Material supplied:
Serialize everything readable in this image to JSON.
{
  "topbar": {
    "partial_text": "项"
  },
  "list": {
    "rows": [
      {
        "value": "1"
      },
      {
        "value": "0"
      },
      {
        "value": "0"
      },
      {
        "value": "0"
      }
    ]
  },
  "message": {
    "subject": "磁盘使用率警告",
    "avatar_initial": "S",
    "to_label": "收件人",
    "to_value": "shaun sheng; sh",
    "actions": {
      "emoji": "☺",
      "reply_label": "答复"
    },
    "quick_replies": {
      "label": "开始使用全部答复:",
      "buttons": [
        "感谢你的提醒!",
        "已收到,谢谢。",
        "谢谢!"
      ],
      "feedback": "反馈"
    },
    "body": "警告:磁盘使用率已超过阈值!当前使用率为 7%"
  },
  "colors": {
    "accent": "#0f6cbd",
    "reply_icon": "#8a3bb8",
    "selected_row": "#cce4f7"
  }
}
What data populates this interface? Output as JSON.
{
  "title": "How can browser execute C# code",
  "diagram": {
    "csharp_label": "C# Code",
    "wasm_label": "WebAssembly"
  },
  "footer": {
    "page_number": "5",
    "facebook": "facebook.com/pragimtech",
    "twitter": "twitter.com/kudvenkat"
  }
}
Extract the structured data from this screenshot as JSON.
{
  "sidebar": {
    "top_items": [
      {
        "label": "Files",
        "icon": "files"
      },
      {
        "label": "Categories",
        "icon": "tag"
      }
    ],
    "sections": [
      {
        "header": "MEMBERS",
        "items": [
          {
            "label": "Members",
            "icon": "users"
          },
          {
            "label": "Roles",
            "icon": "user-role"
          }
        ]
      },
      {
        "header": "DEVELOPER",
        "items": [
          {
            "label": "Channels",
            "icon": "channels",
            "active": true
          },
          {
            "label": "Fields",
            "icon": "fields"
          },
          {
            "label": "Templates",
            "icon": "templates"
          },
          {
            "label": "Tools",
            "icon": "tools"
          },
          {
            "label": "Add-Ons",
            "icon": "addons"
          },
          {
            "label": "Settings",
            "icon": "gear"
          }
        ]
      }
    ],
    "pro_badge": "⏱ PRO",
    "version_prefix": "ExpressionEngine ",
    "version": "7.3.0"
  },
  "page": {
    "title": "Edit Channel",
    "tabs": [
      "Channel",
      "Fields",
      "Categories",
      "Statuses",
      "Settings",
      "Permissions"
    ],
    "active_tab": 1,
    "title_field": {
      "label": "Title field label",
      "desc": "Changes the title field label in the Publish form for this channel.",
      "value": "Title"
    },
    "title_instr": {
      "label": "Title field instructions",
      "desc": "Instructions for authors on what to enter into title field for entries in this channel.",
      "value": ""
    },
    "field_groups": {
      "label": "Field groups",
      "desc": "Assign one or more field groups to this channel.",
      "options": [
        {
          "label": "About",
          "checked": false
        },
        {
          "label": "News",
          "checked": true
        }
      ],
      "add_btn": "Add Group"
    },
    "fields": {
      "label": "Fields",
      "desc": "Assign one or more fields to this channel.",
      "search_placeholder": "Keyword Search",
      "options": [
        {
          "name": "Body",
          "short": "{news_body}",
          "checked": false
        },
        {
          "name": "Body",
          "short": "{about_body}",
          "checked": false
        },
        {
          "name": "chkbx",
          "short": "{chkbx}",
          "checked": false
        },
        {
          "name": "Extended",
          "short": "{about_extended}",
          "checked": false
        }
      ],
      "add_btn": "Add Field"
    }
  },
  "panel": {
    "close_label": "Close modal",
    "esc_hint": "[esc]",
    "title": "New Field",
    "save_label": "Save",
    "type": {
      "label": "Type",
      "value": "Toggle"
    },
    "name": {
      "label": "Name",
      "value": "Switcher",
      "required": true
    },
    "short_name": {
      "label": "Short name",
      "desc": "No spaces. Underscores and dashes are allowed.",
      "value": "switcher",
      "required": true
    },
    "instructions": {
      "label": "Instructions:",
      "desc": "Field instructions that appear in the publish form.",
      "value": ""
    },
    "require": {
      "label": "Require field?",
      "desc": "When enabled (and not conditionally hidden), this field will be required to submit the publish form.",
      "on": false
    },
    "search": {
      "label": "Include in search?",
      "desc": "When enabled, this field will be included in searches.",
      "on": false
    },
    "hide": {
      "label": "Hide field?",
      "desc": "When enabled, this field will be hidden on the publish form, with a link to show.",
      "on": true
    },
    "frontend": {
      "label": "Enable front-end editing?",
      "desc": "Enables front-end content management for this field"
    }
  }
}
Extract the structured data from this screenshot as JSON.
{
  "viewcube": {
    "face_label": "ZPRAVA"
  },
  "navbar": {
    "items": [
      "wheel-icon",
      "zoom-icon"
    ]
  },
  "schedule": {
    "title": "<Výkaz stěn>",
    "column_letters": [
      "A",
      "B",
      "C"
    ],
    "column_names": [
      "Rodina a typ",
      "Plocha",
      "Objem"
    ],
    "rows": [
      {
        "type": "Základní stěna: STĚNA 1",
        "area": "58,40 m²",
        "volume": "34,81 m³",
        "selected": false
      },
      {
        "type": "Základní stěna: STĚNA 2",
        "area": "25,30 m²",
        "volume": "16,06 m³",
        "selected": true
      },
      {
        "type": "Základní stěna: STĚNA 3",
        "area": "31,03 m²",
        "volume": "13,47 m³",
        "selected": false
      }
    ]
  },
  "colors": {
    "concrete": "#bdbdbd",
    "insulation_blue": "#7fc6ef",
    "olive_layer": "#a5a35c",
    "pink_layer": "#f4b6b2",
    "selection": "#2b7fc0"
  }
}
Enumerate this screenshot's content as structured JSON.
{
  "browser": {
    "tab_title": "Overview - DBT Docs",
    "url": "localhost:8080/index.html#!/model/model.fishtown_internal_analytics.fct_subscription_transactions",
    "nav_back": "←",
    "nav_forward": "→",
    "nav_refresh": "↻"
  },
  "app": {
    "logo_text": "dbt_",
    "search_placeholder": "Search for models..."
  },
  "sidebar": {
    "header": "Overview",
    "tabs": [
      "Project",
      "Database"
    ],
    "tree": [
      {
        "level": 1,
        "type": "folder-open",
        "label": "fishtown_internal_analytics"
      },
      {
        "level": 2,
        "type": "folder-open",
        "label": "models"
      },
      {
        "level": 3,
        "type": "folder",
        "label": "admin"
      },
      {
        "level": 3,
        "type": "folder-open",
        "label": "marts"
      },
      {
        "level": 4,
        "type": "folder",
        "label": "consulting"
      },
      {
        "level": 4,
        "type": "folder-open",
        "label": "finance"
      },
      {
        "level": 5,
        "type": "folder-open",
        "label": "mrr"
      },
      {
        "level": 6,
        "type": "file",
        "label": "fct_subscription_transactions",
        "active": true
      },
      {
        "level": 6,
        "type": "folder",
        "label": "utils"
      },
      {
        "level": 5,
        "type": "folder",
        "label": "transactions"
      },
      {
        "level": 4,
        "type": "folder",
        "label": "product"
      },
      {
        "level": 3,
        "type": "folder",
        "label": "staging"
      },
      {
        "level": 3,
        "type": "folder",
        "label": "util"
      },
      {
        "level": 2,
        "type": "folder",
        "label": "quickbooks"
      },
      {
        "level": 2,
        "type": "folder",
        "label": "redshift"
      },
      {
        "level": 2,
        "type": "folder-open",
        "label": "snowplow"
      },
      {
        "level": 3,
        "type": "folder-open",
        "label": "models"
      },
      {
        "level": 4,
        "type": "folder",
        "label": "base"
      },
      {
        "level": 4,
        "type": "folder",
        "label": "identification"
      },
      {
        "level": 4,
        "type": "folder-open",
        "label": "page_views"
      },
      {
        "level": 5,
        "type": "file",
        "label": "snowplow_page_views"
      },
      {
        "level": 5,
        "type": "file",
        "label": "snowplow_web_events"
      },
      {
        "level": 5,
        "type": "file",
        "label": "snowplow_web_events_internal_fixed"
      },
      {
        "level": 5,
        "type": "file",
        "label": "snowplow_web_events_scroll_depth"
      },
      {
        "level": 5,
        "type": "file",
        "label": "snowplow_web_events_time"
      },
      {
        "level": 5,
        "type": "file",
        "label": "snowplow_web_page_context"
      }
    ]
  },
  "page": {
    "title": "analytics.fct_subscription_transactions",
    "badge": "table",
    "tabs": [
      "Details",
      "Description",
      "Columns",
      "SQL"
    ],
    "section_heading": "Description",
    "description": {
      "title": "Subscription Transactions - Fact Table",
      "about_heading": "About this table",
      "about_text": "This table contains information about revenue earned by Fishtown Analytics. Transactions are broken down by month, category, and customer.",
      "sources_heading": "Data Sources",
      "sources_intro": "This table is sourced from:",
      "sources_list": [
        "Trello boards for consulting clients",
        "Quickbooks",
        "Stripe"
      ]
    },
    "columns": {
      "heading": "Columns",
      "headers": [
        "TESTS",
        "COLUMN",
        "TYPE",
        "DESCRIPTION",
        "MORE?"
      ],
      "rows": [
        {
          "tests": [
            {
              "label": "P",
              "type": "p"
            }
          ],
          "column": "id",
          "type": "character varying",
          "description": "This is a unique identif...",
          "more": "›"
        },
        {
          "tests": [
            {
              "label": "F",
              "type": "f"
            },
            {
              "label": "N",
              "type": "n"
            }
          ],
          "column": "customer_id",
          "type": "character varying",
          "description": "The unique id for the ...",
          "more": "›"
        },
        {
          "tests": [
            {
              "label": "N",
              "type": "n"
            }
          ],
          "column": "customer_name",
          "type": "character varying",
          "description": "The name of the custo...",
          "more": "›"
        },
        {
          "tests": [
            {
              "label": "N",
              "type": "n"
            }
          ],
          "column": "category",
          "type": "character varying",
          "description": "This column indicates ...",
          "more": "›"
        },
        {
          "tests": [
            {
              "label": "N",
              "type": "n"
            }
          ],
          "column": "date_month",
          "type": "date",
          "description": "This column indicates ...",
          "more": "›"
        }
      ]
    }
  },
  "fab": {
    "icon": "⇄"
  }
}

What is being asked: Of the lines above, how many include the word "Assign"? Reply with the number only.

The result: 2